### SUPPLIED INFORMATION
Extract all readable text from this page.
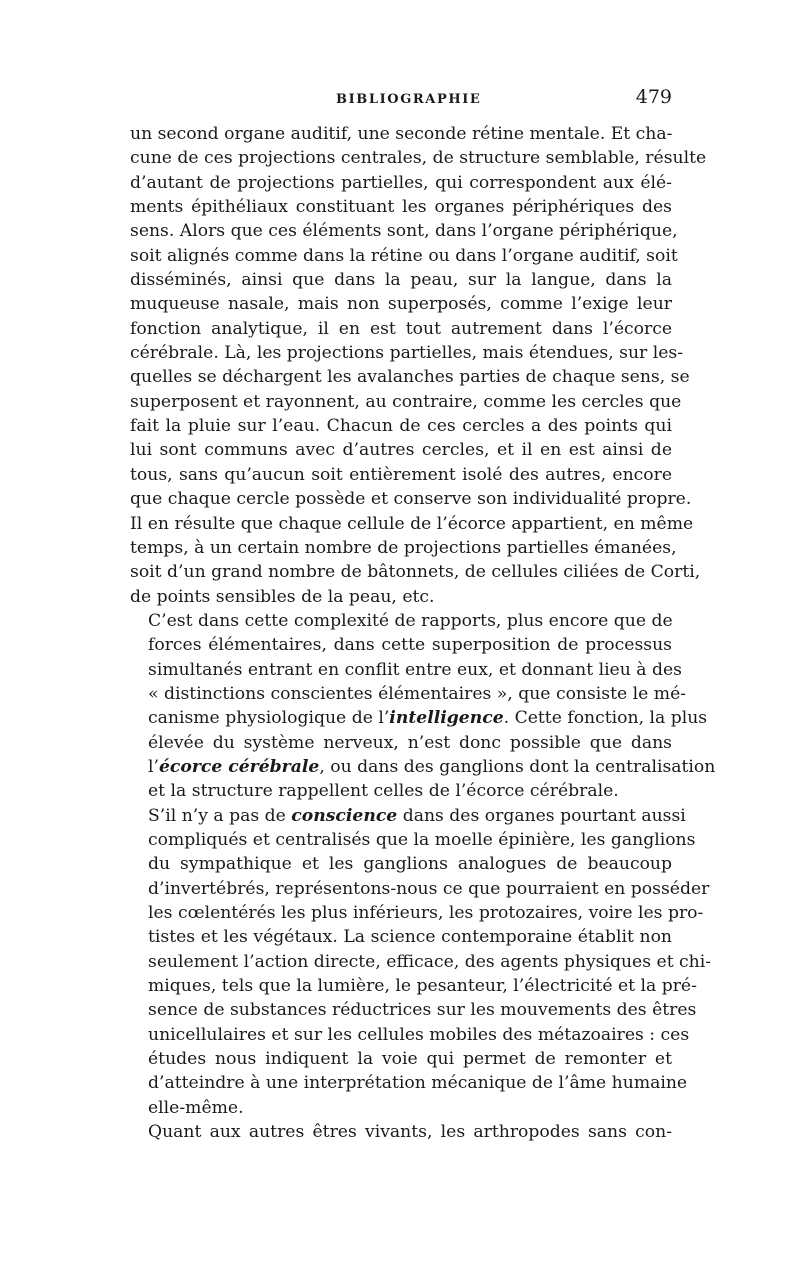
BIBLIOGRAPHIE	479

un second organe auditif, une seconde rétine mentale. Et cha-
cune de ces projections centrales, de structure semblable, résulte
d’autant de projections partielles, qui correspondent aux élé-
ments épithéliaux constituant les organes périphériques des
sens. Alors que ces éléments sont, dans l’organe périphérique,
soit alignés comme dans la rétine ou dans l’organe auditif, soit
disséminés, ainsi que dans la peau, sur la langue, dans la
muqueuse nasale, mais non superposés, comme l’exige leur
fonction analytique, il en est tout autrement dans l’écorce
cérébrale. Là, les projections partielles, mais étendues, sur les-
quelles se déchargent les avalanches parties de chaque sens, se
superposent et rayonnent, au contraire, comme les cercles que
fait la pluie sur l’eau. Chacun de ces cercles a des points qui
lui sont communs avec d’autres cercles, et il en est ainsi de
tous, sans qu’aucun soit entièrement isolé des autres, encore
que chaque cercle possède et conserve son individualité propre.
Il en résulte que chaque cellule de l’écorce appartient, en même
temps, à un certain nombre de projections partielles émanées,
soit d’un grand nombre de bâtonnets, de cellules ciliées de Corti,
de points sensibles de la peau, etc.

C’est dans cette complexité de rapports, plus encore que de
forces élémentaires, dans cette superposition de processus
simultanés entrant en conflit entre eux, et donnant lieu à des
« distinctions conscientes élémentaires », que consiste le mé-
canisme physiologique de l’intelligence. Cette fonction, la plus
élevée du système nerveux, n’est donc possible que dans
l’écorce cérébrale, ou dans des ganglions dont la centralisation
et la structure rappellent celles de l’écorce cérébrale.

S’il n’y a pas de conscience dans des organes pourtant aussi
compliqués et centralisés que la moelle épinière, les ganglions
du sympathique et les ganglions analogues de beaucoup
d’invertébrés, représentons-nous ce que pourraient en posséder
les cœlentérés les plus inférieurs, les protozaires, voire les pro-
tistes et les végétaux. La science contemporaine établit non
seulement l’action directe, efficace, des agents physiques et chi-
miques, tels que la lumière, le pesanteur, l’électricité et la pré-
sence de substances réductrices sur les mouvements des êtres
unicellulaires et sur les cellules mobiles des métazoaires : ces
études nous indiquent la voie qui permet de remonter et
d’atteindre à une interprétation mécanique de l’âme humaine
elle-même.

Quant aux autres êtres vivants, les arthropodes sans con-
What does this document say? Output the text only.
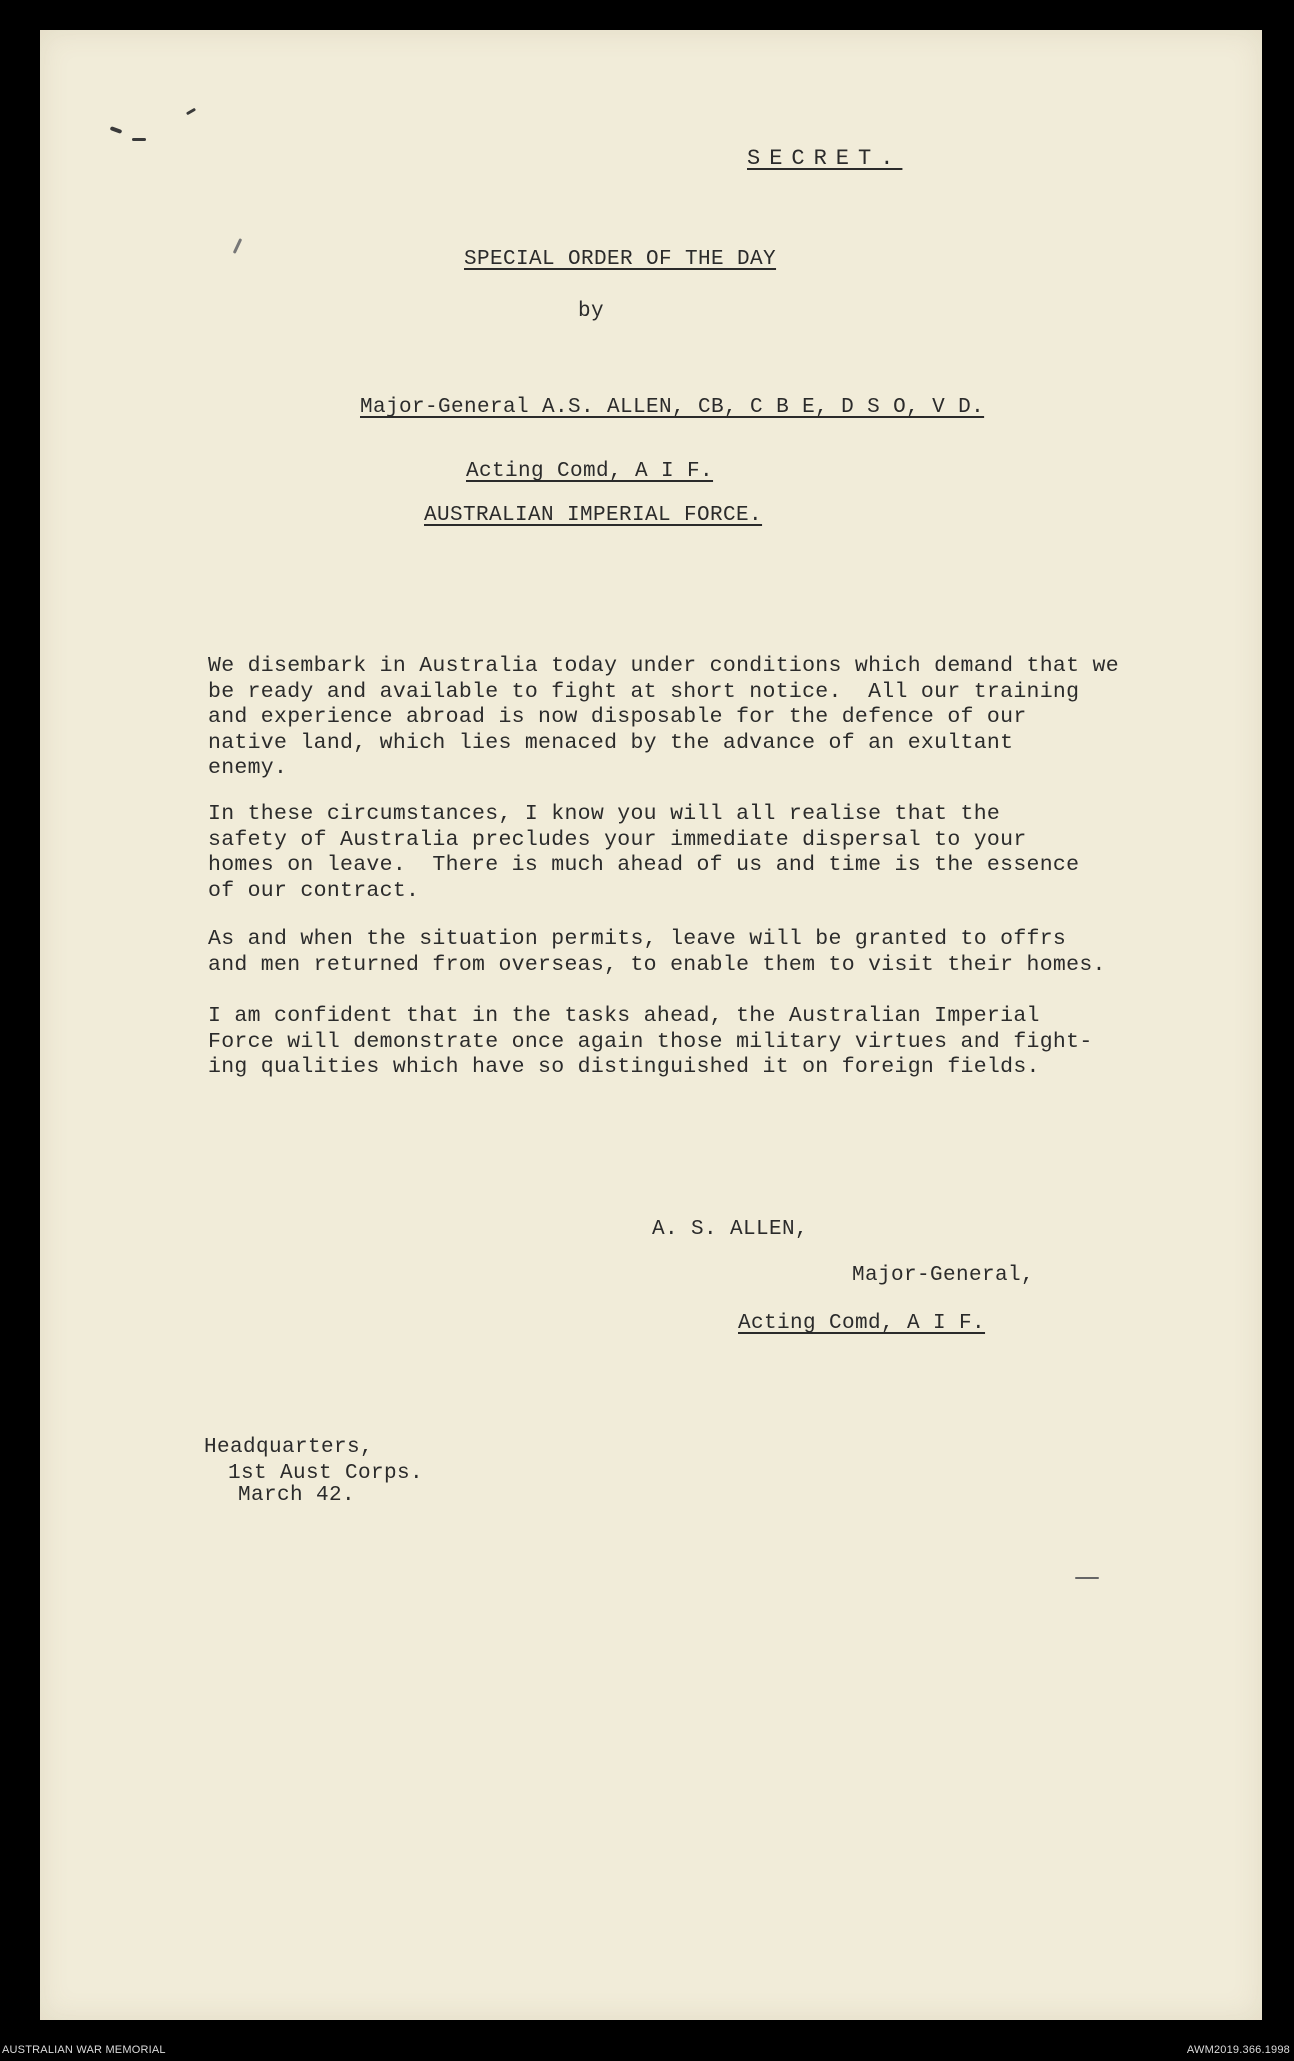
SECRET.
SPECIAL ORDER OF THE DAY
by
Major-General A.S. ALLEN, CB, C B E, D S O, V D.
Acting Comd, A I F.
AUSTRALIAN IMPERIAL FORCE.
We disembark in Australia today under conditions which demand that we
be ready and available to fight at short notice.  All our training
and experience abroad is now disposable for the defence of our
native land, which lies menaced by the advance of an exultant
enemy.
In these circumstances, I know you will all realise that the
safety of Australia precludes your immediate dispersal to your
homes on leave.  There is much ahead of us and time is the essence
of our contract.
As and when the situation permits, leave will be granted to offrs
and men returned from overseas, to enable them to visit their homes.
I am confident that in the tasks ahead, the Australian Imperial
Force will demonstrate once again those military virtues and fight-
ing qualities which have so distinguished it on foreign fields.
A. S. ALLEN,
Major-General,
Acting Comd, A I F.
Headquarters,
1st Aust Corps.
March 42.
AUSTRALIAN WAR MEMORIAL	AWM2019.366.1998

### EXERCISE AIM
Give back the entries verbatim. Do not include any picture.

### PROBLEM SOLUTION
Extract all readable text from this page.
BIBLIOGRAPHIE	479

un second organe auditif, une seconde rétine mentale. Et cha-
cune de ces projections centrales, de structure semblable, résulte
d’autant de projections partielles, qui correspondent aux élé-
ments épithéliaux constituant les organes périphériques des
sens. Alors que ces éléments sont, dans l’organe périphérique,
soit alignés comme dans la rétine ou dans l’organe auditif, soit
disséminés, ainsi que dans la peau, sur la langue, dans la
muqueuse nasale, mais non superposés, comme l’exige leur
fonction analytique, il en est tout autrement dans l’écorce
cérébrale. Là, les projections partielles, mais étendues, sur les-
quelles se déchargent les avalanches parties de chaque sens, se
superposent et rayonnent, au contraire, comme les cercles que
fait la pluie sur l’eau. Chacun de ces cercles a des points qui
lui sont communs avec d’autres cercles, et il en est ainsi de
tous, sans qu’aucun soit entièrement isolé des autres, encore
que chaque cercle possède et conserve son individualité propre.
Il en résulte que chaque cellule de l’écorce appartient, en même
temps, à un certain nombre de projections partielles émanées,
soit d’un grand nombre de bâtonnets, de cellules ciliées de Corti,
de points sensibles de la peau, etc.

C’est dans cette complexité de rapports, plus encore que de
forces élémentaires, dans cette superposition de processus
simultanés entrant en conflit entre eux, et donnant lieu à des
« distinctions conscientes élémentaires », que consiste le mé-
canisme physiologique de l’intelligence. Cette fonction, la plus
élevée du système nerveux, n’est donc possible que dans
l’écorce cérébrale, ou dans des ganglions dont la centralisation
et la structure rappellent celles de l’écorce cérébrale.

S’il n’y a pas de conscience dans des organes pourtant aussi
compliqués et centralisés que la moelle épinière, les ganglions
du sympathique et les ganglions analogues de beaucoup
d’invertébrés, représentons-nous ce que pourraient en posséder
les cœlentérés les plus inférieurs, les protozaires, voire les pro-
tistes et les végétaux. La science contemporaine établit non
seulement l’action directe, efficace, des agents physiques et chi-
miques, tels que la lumière, le pesanteur, l’électricité et la pré-
sence de substances réductrices sur les mouvements des êtres
unicellulaires et sur les cellules mobiles des métazoaires : ces
études nous indiquent la voie qui permet de remonter et
d’atteindre à une interprétation mécanique de l’âme humaine
elle-même.

Quant aux autres êtres vivants, les arthropodes sans con-
What does this document say? Output the text only.
SECRET.
SPECIAL ORDER OF THE DAY
by
Major-General A.S. ALLEN, CB, C B E, D S O, V D.
Acting Comd, A I F.
AUSTRALIAN IMPERIAL FORCE.
We disembark in Australia today under conditions which demand that we
be ready and available to fight at short notice.  All our training
and experience abroad is now disposable for the defence of our
native land, which lies menaced by the advance of an exultant
enemy.
In these circumstances, I know you will all realise that the
safety of Australia precludes your immediate dispersal to your
homes on leave.  There is much ahead of us and time is the essence
of our contract.
As and when the situation permits, leave will be granted to offrs
and men returned from overseas, to enable them to visit their homes.
I am confident that in the tasks ahead, the Australian Imperial
Force will demonstrate once again those military virtues and fight-
ing qualities which have so distinguished it on foreign fields.
A. S. ALLEN,
Major-General,
Acting Comd, A I F.
Headquarters,
1st Aust Corps.
March 42.
AUSTRALIAN WAR MEMORIAL	AWM2019.366.1998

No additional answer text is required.